─── Exercise materials
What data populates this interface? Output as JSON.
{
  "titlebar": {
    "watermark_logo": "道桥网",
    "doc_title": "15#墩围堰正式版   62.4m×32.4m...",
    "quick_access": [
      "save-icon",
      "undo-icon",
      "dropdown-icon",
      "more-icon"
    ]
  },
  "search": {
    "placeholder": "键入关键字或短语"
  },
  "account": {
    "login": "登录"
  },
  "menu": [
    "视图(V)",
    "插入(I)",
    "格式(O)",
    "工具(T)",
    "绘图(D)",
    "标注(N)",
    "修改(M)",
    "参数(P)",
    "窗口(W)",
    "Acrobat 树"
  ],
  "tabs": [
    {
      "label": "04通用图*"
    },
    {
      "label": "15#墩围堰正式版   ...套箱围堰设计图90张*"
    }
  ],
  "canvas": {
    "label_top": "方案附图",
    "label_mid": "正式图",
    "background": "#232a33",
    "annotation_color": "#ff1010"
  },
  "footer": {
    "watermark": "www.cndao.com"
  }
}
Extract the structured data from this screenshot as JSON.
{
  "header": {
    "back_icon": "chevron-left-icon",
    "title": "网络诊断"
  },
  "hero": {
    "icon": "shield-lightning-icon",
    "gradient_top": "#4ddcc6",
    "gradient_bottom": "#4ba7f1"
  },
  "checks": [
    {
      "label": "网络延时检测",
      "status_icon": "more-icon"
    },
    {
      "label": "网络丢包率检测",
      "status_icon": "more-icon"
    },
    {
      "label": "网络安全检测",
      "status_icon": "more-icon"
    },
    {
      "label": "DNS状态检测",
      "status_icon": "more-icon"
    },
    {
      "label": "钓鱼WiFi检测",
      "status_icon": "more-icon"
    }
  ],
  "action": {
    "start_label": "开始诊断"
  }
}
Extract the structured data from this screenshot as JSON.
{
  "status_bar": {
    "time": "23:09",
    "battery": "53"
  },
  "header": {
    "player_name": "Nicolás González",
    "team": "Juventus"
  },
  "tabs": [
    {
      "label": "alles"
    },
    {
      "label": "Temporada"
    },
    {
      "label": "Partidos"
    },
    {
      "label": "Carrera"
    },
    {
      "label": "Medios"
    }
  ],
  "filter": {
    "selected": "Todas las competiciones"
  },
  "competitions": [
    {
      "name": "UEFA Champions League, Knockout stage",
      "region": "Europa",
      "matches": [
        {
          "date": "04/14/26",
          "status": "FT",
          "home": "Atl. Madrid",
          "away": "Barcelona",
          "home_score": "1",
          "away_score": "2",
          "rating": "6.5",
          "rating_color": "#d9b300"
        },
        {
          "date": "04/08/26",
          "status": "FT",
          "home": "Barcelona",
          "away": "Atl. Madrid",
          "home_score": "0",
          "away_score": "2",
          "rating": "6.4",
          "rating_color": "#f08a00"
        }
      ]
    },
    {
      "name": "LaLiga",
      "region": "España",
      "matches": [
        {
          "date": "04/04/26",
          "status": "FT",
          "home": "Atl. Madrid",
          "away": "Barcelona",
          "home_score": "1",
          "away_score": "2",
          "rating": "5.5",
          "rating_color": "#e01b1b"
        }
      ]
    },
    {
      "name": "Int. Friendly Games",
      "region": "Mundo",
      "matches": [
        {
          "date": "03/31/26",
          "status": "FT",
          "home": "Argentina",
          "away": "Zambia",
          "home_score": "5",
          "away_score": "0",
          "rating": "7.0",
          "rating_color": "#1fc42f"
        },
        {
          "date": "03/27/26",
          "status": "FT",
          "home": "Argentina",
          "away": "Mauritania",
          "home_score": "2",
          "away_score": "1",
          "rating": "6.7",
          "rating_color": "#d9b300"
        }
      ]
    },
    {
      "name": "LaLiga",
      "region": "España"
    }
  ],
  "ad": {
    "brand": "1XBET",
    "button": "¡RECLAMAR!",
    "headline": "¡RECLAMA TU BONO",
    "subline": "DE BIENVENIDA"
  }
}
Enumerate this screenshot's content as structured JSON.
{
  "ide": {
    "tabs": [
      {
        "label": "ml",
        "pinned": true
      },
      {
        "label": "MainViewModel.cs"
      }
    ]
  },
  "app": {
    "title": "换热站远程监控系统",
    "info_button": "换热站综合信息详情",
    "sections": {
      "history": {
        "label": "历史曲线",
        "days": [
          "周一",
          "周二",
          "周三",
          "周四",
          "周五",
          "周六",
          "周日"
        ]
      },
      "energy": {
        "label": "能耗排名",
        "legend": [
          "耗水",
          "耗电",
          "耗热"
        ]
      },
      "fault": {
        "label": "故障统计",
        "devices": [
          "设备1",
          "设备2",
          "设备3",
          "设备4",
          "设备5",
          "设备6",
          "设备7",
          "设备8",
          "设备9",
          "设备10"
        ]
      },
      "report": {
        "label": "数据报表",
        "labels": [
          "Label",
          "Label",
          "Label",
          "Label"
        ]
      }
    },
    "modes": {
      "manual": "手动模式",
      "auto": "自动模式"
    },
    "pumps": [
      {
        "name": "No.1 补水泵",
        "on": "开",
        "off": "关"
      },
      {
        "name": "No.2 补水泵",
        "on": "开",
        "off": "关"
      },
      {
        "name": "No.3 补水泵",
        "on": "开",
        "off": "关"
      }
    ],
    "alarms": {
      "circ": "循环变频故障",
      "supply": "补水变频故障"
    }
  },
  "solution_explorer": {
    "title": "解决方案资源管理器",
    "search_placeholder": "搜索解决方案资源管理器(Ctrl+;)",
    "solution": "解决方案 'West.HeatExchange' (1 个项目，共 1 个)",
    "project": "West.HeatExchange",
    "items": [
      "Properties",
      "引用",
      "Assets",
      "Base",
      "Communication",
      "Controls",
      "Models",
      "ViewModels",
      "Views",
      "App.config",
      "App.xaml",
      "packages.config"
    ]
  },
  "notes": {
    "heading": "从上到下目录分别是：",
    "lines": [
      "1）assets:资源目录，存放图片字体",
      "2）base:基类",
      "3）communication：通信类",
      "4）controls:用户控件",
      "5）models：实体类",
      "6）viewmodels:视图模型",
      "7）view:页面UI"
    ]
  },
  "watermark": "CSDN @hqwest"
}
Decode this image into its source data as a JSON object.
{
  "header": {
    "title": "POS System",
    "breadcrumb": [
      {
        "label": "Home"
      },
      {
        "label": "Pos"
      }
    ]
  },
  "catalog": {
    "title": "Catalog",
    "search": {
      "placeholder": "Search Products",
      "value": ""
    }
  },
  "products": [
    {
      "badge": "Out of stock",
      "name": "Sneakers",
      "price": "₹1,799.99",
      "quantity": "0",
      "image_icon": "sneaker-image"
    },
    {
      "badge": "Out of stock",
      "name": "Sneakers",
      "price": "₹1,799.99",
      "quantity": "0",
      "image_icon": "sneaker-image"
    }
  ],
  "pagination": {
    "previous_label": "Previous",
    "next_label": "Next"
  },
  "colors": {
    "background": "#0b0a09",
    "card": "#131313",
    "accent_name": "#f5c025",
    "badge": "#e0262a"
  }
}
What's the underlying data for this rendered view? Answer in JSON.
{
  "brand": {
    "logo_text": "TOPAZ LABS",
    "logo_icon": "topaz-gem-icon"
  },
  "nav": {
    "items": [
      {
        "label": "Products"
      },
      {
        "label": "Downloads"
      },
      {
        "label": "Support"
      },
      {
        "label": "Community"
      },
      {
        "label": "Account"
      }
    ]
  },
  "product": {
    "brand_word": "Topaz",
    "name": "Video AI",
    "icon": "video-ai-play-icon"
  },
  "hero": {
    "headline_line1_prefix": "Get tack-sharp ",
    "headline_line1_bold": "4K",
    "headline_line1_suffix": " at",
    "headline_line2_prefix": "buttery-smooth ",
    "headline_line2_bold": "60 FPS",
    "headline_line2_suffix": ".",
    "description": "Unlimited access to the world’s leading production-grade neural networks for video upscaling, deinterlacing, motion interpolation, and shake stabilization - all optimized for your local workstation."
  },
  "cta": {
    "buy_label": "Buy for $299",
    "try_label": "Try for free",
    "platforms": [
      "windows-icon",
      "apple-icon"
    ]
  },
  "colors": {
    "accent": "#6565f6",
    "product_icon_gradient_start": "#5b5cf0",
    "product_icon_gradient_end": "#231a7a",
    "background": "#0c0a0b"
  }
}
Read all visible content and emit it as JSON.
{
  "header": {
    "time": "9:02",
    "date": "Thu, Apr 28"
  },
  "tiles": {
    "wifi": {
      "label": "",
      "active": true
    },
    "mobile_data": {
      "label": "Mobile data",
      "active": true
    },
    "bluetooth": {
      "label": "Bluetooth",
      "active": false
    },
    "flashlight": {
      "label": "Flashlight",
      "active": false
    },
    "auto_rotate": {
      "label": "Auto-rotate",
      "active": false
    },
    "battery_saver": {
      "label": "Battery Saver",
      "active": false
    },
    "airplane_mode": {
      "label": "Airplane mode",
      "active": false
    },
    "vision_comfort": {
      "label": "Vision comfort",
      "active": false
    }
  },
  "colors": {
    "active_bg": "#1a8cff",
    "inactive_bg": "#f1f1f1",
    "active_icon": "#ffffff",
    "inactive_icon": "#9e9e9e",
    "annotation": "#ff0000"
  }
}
──────
_Work to be completed_
Identify and copy the lines holding the word "content".

_Response below_
Enumerate this screenshot's content as structured JSON.
Read all visible content and emit it as JSON.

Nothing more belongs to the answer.